▶ [Verilen görev 1]:
Kayıtlarda "marker" dizesini içeren satırların tamamını döndürün.

▶ [Belge bölümü]:
::::

Denetim firmalarının ihtiyaçlarını daha iyi karşılamak ve dijital dönüşümlerinde desteklemek için yeni denetçi profilleri de ortaya çıkmaktadır (veri denetçisi, algoritma denetçisi gibi). Bu süreçte denetçiler mesleki yeterliliklerini genişletmek ve özellikle veri analizi veya yeni kontrol araçları yönetiminde özel beceriler geliştirmek durumunda kalacaktır.

Dijitalleşme, denetim firmalarında, müşterilerinin değişen ihtiyaçlarını karşılamak için denetim süreçlerini ve araçlarını sürekli olarak güncellemesi ve geliştirmesi gereken bir inovasyon kültürünün uygulanmasını sağlayacaktır.

(16)

Yenilikçi bir kültürün bir şirkete entegrasyonunun çalışanlarını değişmeye ve daha proaktif olmaya teşvik edecektir (Rao & Weintraub, 2013). Yenilik, iş birlikçilerin denetim ve kariyer gelişimini değerlendirmede de merkezi bir unsur olacaktır. İnovasyon kültürü eksikse, diğer ekonomik aktörlerin hizmetlerini sunarak denetim firmalarıyla rekabet etme riski vardır. Bu bağlamda, Richins vd. (2017) çalışmalarında, pazardaki rekabetin, Google veya FinTech start- up şirketleri gibi şirketlerin denetim hizmetleri sunmaya karar vermesine yol açabileceğini belirtmektedirler. Bu tehditten kaçınmak için büyük denetim firmaları süreçlerinin dijitalleşmesini esas olarak değişen bir ortama uyacak, kendilerini farklılaştıracak ve daha rekabetçi olacaktır. Porter ve Heppelmann’a (2015) göre, rekabet ve müşterilerine ilgili ve güvenilir bilgi sağlama konusundaki artan baskı, denetim firmalarının süreçlerini dijitalleştirmeye iten temel faktörlerdir. Rekabetçi kalabilmek için denetim firmalarının dijital çözümler önerecek yenilikçi teknolojiler edinerek iş modellerini ve sundukları hizmetleri geliştirmeleri gerekmektedir (Van Den Broek & Van Veenstra, 2018). Denetim otomasyon araçlarıyla, bilgisayar kullanımı olmaksızın manuel yoğun çalışmalar önemli ölçüde azaltılmaktadır. Ayrıca yaşanan gelişmeler dikkate değer bir zaman tasarrufu sağlamakta ve süreçte daha az hata oluşmasını mümkün kılmaktadır.

Yaşanan bu dijital dönüşüm önümüzdeki yıllarda denetim mesleğinin yapısını değiştirecektir. Mesleğe yeni rollerin de dahil edilmesiyle denetim mesleği dijital gerçeklikten kaçamayacaktır.

::::

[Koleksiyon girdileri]
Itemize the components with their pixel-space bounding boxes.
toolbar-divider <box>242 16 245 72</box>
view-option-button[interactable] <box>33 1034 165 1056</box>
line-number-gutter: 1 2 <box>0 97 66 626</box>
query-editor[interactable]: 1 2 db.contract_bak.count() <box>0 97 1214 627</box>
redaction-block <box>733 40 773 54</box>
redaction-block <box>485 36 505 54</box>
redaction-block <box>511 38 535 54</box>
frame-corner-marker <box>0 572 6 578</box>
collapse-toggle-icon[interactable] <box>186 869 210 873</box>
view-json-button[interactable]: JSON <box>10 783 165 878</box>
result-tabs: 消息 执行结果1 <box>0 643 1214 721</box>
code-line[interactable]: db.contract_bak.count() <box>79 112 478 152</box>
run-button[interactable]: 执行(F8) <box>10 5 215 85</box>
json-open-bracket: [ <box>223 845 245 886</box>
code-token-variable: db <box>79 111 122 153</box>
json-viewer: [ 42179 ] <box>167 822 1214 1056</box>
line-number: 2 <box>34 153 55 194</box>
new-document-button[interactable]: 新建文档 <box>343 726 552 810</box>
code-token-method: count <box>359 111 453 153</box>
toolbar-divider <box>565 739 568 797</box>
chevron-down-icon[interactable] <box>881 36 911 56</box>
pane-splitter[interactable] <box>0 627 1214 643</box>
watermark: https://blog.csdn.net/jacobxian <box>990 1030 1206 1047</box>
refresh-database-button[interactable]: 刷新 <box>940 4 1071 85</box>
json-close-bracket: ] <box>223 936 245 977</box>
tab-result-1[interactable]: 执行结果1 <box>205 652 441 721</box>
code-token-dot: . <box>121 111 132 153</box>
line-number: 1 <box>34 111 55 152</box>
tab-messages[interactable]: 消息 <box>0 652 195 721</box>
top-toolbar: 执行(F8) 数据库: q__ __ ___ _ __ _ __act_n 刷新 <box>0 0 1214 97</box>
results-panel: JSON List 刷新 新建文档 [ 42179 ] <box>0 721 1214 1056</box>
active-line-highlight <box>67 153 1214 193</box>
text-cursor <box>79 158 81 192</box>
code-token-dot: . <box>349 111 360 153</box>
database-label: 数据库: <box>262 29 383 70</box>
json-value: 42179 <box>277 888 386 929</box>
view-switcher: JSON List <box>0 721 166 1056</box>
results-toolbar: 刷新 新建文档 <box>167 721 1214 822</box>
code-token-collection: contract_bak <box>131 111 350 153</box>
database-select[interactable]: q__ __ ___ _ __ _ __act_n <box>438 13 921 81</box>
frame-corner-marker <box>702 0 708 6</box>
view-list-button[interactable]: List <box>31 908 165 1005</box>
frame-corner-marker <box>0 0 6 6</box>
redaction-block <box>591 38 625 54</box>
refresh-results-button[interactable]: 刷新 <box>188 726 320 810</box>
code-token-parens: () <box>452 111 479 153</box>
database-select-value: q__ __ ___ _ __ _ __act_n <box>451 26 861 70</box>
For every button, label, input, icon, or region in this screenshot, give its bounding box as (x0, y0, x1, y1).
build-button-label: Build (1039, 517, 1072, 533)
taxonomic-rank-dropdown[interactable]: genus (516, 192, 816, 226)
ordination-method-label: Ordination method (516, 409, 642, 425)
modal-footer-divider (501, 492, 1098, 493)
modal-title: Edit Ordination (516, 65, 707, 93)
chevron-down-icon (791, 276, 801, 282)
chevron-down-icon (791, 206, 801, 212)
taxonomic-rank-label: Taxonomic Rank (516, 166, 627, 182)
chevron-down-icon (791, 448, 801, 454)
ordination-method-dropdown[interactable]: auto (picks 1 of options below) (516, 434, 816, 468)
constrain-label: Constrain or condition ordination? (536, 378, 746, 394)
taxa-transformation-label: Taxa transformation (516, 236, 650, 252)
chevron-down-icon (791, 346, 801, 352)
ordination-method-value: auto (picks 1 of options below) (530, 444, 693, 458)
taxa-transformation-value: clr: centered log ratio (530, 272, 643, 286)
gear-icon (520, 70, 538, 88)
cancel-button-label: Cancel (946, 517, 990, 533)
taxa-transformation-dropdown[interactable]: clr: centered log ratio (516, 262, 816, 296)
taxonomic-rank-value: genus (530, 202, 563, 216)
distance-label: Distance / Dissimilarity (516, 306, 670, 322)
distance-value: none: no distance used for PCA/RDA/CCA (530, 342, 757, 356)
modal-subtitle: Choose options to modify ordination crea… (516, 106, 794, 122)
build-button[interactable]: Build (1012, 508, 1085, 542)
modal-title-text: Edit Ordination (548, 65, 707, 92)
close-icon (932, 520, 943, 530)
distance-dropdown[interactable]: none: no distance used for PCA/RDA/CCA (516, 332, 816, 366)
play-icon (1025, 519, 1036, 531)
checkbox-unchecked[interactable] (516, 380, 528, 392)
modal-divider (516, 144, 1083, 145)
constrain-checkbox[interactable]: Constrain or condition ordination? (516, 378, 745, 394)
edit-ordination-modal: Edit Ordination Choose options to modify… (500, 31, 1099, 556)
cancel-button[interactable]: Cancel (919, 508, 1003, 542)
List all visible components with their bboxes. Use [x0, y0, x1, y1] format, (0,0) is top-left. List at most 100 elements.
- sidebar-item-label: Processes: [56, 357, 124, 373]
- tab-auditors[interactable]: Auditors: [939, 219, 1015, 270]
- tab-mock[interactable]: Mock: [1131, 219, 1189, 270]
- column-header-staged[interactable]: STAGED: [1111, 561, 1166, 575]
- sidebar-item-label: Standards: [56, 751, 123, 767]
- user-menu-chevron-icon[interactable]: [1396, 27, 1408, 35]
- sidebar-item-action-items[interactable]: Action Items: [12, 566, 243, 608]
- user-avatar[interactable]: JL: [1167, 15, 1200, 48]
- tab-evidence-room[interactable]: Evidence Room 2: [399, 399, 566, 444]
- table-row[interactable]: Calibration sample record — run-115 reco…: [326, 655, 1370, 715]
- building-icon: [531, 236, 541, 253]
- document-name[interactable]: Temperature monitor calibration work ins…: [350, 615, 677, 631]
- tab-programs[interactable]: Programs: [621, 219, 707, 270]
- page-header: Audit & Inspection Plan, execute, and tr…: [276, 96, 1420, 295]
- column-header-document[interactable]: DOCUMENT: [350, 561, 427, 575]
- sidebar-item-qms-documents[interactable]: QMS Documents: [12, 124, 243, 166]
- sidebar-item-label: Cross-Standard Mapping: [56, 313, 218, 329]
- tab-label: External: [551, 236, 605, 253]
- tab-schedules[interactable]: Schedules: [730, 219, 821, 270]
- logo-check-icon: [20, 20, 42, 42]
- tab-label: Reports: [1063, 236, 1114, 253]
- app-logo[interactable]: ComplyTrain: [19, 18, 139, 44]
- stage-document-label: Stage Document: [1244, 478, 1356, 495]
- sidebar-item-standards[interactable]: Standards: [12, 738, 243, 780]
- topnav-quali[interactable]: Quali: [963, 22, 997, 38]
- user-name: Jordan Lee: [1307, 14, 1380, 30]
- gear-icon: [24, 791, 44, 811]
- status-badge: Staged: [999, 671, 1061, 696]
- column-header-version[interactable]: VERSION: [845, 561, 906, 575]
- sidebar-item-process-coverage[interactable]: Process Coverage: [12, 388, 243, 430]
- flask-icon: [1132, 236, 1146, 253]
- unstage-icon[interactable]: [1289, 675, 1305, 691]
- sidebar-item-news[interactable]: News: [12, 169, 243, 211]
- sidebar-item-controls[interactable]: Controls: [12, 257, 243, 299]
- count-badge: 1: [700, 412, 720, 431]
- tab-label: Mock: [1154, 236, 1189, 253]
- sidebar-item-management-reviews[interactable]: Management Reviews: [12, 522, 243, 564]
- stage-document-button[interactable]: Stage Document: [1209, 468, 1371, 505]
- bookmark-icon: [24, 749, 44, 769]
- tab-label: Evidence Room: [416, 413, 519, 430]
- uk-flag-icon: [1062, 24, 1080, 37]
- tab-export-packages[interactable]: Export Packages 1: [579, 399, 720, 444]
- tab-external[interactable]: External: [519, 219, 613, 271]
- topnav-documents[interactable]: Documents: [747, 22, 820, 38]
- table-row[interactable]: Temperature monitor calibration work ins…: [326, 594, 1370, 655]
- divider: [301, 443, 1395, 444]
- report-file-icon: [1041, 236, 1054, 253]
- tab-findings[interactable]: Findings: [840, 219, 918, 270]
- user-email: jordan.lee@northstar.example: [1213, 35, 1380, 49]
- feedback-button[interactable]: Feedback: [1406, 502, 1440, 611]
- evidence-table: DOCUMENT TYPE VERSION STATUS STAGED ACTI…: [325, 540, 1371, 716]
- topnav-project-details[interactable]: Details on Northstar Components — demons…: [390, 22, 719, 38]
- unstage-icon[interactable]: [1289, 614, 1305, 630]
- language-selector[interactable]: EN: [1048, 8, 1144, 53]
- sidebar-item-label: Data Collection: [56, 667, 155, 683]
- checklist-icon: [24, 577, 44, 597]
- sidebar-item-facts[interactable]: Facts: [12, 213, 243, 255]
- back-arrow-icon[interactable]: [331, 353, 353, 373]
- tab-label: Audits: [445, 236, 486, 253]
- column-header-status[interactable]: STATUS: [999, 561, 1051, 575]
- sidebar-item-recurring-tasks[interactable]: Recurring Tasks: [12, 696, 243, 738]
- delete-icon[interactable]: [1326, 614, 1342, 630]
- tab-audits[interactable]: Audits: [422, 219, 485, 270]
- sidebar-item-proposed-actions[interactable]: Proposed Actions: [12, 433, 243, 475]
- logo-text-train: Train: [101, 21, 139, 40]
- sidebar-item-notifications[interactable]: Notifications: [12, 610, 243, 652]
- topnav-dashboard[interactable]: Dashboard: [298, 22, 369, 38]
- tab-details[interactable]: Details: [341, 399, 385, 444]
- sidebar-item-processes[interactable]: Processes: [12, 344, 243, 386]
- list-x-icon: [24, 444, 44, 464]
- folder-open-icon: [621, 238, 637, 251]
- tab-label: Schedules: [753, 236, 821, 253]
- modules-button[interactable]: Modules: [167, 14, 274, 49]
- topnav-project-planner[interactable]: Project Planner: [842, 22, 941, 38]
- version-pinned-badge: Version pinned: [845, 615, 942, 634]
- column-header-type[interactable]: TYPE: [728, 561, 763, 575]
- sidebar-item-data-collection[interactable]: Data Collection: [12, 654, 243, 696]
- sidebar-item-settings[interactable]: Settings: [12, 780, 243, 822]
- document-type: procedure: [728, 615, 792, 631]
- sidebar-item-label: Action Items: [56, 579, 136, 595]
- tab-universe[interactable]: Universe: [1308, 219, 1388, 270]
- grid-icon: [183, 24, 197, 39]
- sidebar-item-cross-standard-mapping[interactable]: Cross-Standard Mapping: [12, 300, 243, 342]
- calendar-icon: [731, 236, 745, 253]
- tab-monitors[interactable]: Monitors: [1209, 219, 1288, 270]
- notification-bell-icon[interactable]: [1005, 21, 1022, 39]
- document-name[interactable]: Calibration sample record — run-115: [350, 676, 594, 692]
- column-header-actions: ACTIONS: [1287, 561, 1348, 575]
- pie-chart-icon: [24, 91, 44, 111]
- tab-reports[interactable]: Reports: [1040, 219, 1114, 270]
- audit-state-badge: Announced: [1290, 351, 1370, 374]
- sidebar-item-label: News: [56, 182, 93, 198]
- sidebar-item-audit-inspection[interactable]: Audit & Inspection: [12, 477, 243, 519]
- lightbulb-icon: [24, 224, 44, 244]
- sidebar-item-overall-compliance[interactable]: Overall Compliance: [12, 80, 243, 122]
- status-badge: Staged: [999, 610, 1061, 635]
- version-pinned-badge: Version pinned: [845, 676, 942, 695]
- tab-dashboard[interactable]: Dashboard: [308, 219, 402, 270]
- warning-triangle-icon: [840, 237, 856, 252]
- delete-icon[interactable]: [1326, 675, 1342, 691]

::::

▶ [Verilen görev 2]:
Denetimde dijitalleşmeye ilişkin metinde atıf yapılan bütün kaynakları yazar ve yıl bilgileriyle birlikte sıralayın.

▶ [Çözüm 1]:
frame-corner-marker <box>0 572 6 578</box>
frame-corner-marker <box>702 0 708 6</box>
frame-corner-marker <box>0 0 6 6</box>

▶ [Çözüm 2]:
- Rao & Weintraub (2013)
- Richins vd. (2017)
- Porter ve Heppelmann (2015)
- Van Den Broek & Van Veenstra (2018)